▶ [Data records]:
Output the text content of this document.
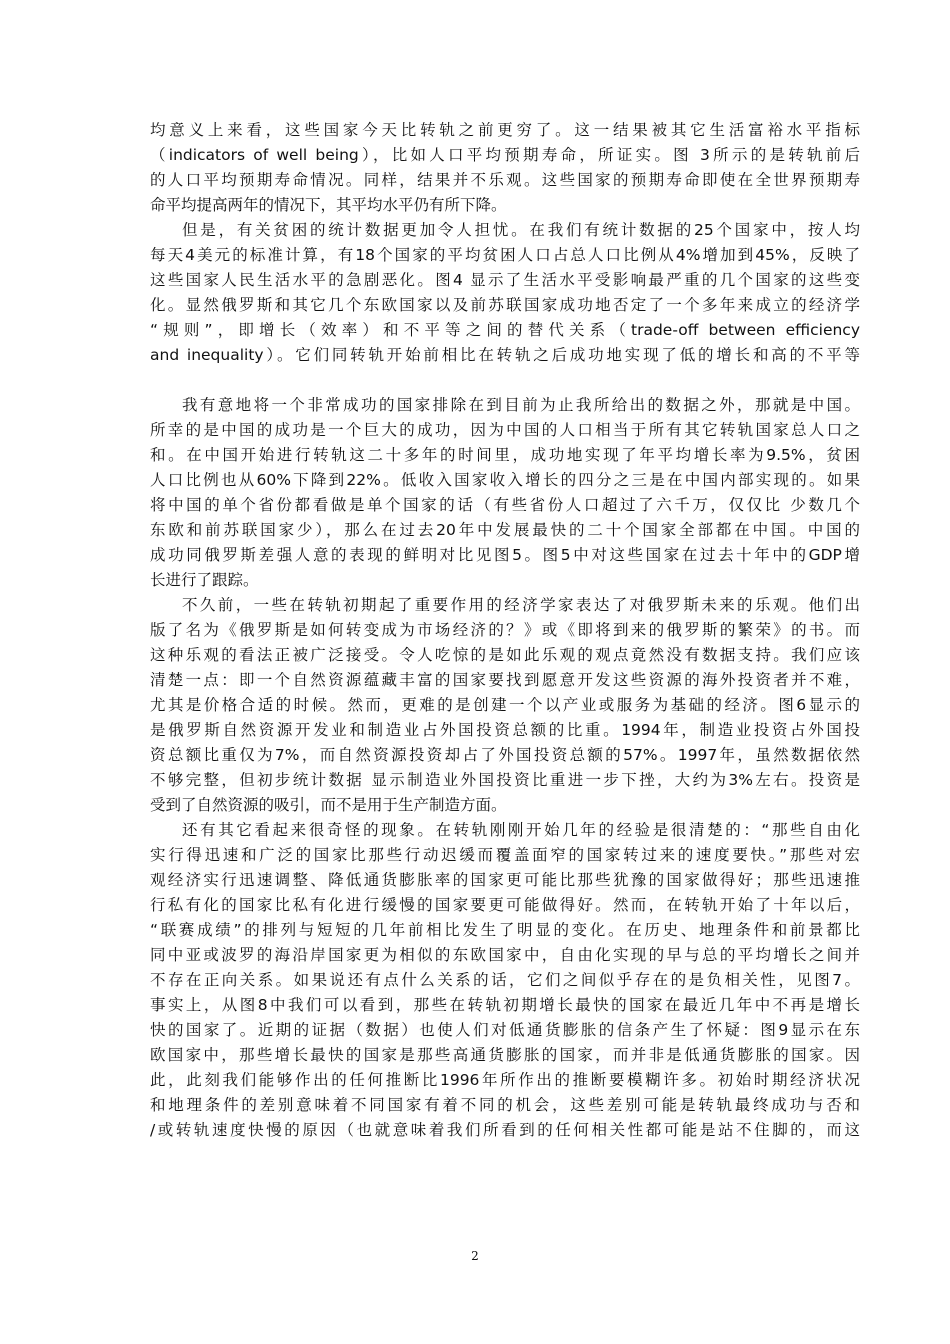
均意义上来看，这些国家今天比转轨之前更穷了。这一结果被其它生活富裕水平指标
（indicators of well being），比如人口平均预期寿命，所证实。图 3所示的是转轨前后
的人口平均预期寿命情况。同样，结果并不乐观。这些国家的预期寿命即使在全世界预期寿
命平均提高两年的情况下，其平均水平仍有所下降。
但是，有关贫困的统计数据更加令人担忧。在我们有统计数据的25个国家中，按人均
每天4美元的标准计算，有18个国家的平均贫困人口占总人口比例从4%增加到45%，反映了
这些国家人民生活水平的急剧恶化。图4 显示了生活水平受影响最严重的几个国家的这些变
化。显然俄罗斯和其它几个东欧国家以及前苏联国家成功地否定了一个多年来成立的经济学
“规则”，即增长（效率）和不平等之间的替代关系（trade-off between efficiency
and inequality）。它们同转轨开始前相比在转轨之后成功地实现了低的增长和高的不平等
我有意地将一个非常成功的国家排除在到目前为止我所给出的数据之外，那就是中国。
所幸的是中国的成功是一个巨大的成功，因为中国的人口相当于所有其它转轨国家总人口之
和。在中国开始进行转轨这二十多年的时间里，成功地实现了年平均增长率为9.5%，贫困
人口比例也从60%下降到22%。低收入国家收入增长的四分之三是在中国内部实现的。如果
将中国的单个省份都看做是单个国家的话（有些省份人口超过了六千万，仅仅比 少数几个
东欧和前苏联国家少），那么在过去20年中发展最快的二十个国家全部都在中国。中国的
成功同俄罗斯差强人意的表现的鲜明对比见图5。图5中对这些国家在过去十年中的GDP增
长进行了跟踪。
不久前，一些在转轨初期起了重要作用的经济学家表达了对俄罗斯未来的乐观。他们出
版了名为《俄罗斯是如何转变成为市场经济的？》或《即将到来的俄罗斯的繁荣》的书。而
这种乐观的看法正被广泛接受。令人吃惊的是如此乐观的观点竟然没有数据支持。我们应该
清楚一点：即一个自然资源蕴藏丰富的国家要找到愿意开发这些资源的海外投资者并不难，
尤其是价格合适的时候。然而，更难的是创建一个以产业或服务为基础的经济。图6显示的
是俄罗斯自然资源开发业和制造业占外国投资总额的比重。1994年，制造业投资占外国投
资总额比重仅为7%，而自然资源投资却占了外国投资总额的57%。1997年，虽然数据依然
不够完整，但初步统计数据 显示制造业外国投资比重进一步下挫，大约为3%左右。投资是
受到了自然资源的吸引，而不是用于生产制造方面。
还有其它看起来很奇怪的现象。在转轨刚刚开始几年的经验是很清楚的：“那些自由化
实行得迅速和广泛的国家比那些行动迟缓而覆盖面窄的国家转过来的速度要快。”那些对宏
观经济实行迅速调整、降低通货膨胀率的国家更可能比那些犹豫的国家做得好；那些迅速推
行私有化的国家比私有化进行缓慢的国家要更可能做得好。然而，在转轨开始了十年以后，
“联赛成绩”的排列与短短的几年前相比发生了明显的变化。在历史、地理条件和前景都比
同中亚或波罗的海沿岸国家更为相似的东欧国家中，自由化实现的早与总的平均增长之间并
不存在正向关系。如果说还有点什么关系的话，它们之间似乎存在的是负相关性，见图7。
事实上，从图8中我们可以看到，那些在转轨初期增长最快的国家在最近几年中不再是增长
快的国家了。近期的证据（数据）也使人们对低通货膨胀的信条产生了怀疑：图9显示在东
欧国家中，那些增长最快的国家是那些高通货膨胀的国家，而并非是低通货膨胀的国家。因
此，此刻我们能够作出的任何推断比1996年所作出的推断要模糊许多。初始时期经济状况
和地理条件的差别意味着不同国家有着不同的机会，这些差别可能是转轨最终成功与否和
/或转轨速度快慢的原因（也就意味着我们所看到的任何相关性都可能是站不住脚的，而这
2
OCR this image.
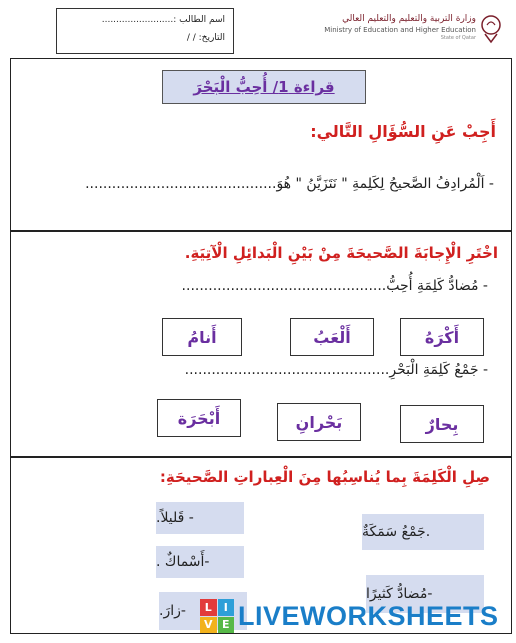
اسم الطالب :.........................
التاريخ: / /
وزارة التربية والتعليم والتعليم العالي
Ministry of Education and Higher Education
State of Qatar
قراءة 1/ أُحِبُّ الْبَحْرَ
أَجِبْ عَنِ السُّؤَالِ التَّالي:
- اَلْمُرادِفُ الصَّحيحُ لِكَلِمةِ " نَتَزَيَّنُ " هُوَ...........................................
اخْتَرِ الْإِجابَةَ الصَّحيحَةَ مِنْ بَيْنِ الْبَدائِلِ الْآتِيَةِ.
- مُضادُّ كَلِمَةِ أُحِبُّ..............................................
أَكْرَهُ
أَلْعَبُ
أَنامُ
- جَمْعُ كَلِمَةِ الْبَحْرِ..............................................
بِحارٌ
بَحْرانِ
أَبْحَرَة
صِلِ الْكَلِمَةَ بِما يُناسِبُها مِنَ الْعِباراتِ الصَّحيحَةِ:
- قَليلاً.
-أَسْماكٌ .
-زارَ.
.جَمْعُ سَمَكَةٌ
-مُضادُّ كَثيرًا
L	I
V E LIVEWORKSHEETS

▶ [Exercise goal]: Using the records above, gather all lines where the string "this" is present.

▶ [The reply]:
Output the text content of this document.
OCR this image.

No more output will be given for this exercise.